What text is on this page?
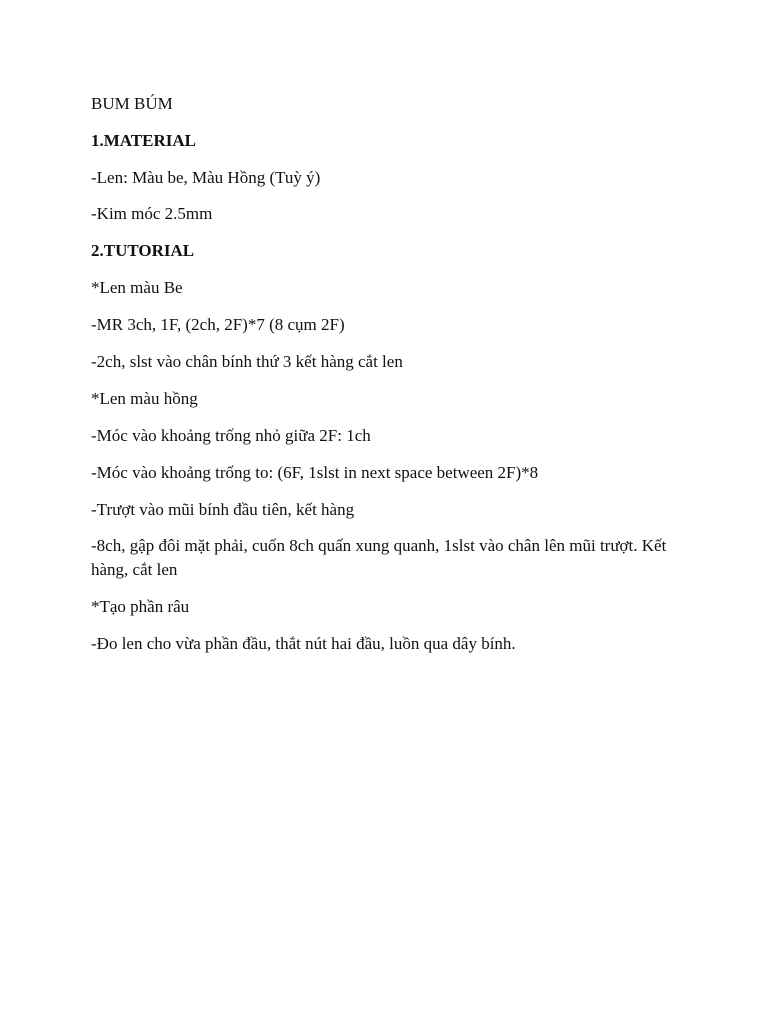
BUM BÚM

1.MATERIAL

-Len: Màu be, Màu Hồng (Tuỳ ý)

-Kim móc 2.5mm

2.TUTORIAL

*Len màu Be

-MR 3ch, 1F, (2ch, 2F)*7 (8 cụm 2F)

-2ch, slst vào chân bính thứ 3 kết hàng cắt len

*Len màu hồng

-Móc vào khoảng trống nhỏ giữa 2F: 1ch

-Móc vào khoảng trống to: (6F, 1slst in next space between 2F)*8

-Trượt vào mũi bính đầu tiên, kết hàng

-8ch, gập đôi mặt phải, cuốn 8ch quấn xung quanh, 1slst vào chân lên mũi trượt. Kết hàng, cắt len

*Tạo phần râu

-Đo len cho vừa phần đầu, thắt nút hai đầu, luồn qua dây bính.
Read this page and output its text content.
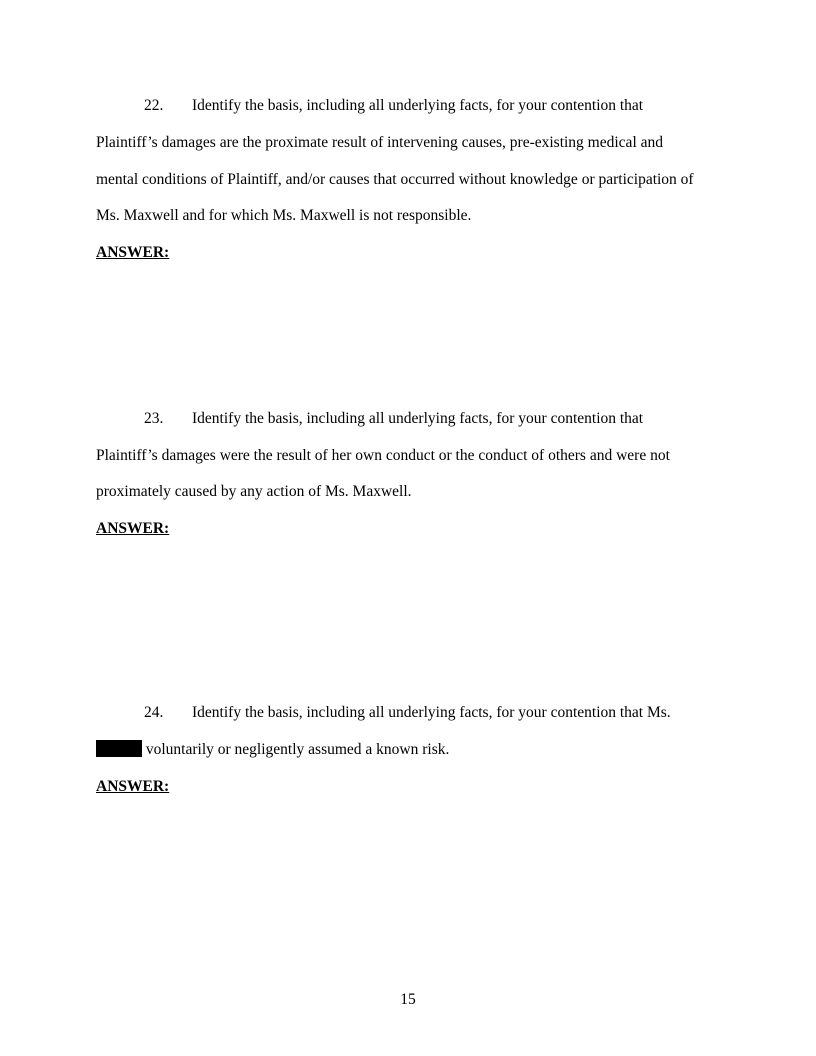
22. Identify the basis, including all underlying facts, for your contention that
Plaintiff’s damages are the proximate result of intervening causes, pre-existing medical and
mental conditions of Plaintiff, and/or causes that occurred without knowledge or participation of
Ms. Maxwell and for which Ms. Maxwell is not responsible.
ANSWER:
23. Identify the basis, including all underlying facts, for your contention that
Plaintiff’s damages were the result of her own conduct or the conduct of others and were not
proximately caused by any action of Ms. Maxwell.
ANSWER:
24. Identify the basis, including all underlying facts, for your contention that Ms.
voluntarily or negligently assumed a known risk.
ANSWER:
15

_What you have to do_: Show the lines of the records that include the string "hàng".

_Full solution_:
-2ch, slst vào chân bính thứ 3 kết hàng cắt len
-Trượt vào mũi bính đầu tiên, kết hàng
-8ch, gập đôi mặt phải, cuốn 8ch quấn xung quanh, 1slst vào chân lên mũi trượt. Kết hàng, cắt len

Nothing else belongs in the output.